» **SUPPLIED DATA**:
----------

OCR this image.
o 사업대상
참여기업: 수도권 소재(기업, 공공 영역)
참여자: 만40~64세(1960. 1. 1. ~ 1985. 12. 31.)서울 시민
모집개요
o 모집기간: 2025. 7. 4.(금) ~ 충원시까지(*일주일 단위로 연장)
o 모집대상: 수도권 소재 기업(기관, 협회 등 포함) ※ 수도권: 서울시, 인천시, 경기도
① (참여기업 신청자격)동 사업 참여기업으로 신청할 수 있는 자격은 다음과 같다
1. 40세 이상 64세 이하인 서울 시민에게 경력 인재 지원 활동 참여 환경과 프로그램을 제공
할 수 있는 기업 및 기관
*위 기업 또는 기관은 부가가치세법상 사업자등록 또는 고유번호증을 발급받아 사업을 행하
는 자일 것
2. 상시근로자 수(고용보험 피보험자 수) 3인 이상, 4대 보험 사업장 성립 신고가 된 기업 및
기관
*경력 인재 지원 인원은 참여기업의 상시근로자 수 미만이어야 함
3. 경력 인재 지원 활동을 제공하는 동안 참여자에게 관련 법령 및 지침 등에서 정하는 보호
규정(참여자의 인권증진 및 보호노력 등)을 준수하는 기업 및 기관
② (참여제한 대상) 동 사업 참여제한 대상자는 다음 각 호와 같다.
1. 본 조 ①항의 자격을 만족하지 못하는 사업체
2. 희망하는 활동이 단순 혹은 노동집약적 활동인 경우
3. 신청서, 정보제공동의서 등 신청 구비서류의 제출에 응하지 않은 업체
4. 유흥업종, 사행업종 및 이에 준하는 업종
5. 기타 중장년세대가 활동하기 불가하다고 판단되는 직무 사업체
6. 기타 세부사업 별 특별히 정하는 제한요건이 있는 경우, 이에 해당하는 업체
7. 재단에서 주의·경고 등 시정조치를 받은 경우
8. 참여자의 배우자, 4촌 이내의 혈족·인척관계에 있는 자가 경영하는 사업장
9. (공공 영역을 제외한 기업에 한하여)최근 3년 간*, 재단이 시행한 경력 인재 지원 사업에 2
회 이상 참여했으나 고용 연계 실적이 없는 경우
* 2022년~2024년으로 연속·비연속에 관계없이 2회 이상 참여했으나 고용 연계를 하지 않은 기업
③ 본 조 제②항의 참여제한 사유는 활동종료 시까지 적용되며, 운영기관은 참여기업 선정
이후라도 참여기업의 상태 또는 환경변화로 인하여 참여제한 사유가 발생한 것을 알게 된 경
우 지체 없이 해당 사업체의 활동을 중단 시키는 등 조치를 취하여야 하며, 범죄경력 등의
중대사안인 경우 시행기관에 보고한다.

----------

» **DESCRIPTION OF THE TASK**: Write out the entries in full, exactly as given.

» **THE REPLY**:
OCR this image.
o 사업대상
참여기업: 수도권 소재(기업, 공공 영역)
참여자: 만40~64세(1960. 1. 1. ~ 1985. 12. 31.)서울 시민
모집개요
o 모집기간: 2025. 7. 4.(금) ~ 충원시까지(*일주일 단위로 연장)
o 모집대상: 수도권 소재 기업(기관, 협회 등 포함) ※ 수도권: 서울시, 인천시, 경기도
① (참여기업 신청자격)동 사업 참여기업으로 신청할 수 있는 자격은 다음과 같다
1. 40세 이상 64세 이하인 서울 시민에게 경력 인재 지원 활동 참여 환경과 프로그램을 제공
할 수 있는 기업 및 기관
*위 기업 또는 기관은 부가가치세법상 사업자등록 또는 고유번호증을 발급받아 사업을 행하
는 자일 것
2. 상시근로자 수(고용보험 피보험자 수) 3인 이상, 4대 보험 사업장 성립 신고가 된 기업 및
기관
*경력 인재 지원 인원은 참여기업의 상시근로자 수 미만이어야 함
3. 경력 인재 지원 활동을 제공하는 동안 참여자에게 관련 법령 및 지침 등에서 정하는 보호
규정(참여자의 인권증진 및 보호노력 등)을 준수하는 기업 및 기관
② (참여제한 대상) 동 사업 참여제한 대상자는 다음 각 호와 같다.
1. 본 조 ①항의 자격을 만족하지 못하는 사업체
2. 희망하는 활동이 단순 혹은 노동집약적 활동인 경우
3. 신청서, 정보제공동의서 등 신청 구비서류의 제출에 응하지 않은 업체
4. 유흥업종, 사행업종 및 이에 준하는 업종
5. 기타 중장년세대가 활동하기 불가하다고 판단되는 직무 사업체
6. 기타 세부사업 별 특별히 정하는 제한요건이 있는 경우, 이에 해당하는 업체
7. 재단에서 주의·경고 등 시정조치를 받은 경우
8. 참여자의 배우자, 4촌 이내의 혈족·인척관계에 있는 자가 경영하는 사업장
9. (공공 영역을 제외한 기업에 한하여)최근 3년 간*, 재단이 시행한 경력 인재 지원 사업에 2
회 이상 참여했으나 고용 연계 실적이 없는 경우
* 2022년~2024년으로 연속·비연속에 관계없이 2회 이상 참여했으나 고용 연계를 하지 않은 기업
③ 본 조 제②항의 참여제한 사유는 활동종료 시까지 적용되며, 운영기관은 참여기업 선정
이후라도 참여기업의 상태 또는 환경변화로 인하여 참여제한 사유가 발생한 것을 알게 된 경
우 지체 없이 해당 사업체의 활동을 중단 시키는 등 조치를 취하여야 하며, 범죄경력 등의
중대사안인 경우 시행기관에 보고한다.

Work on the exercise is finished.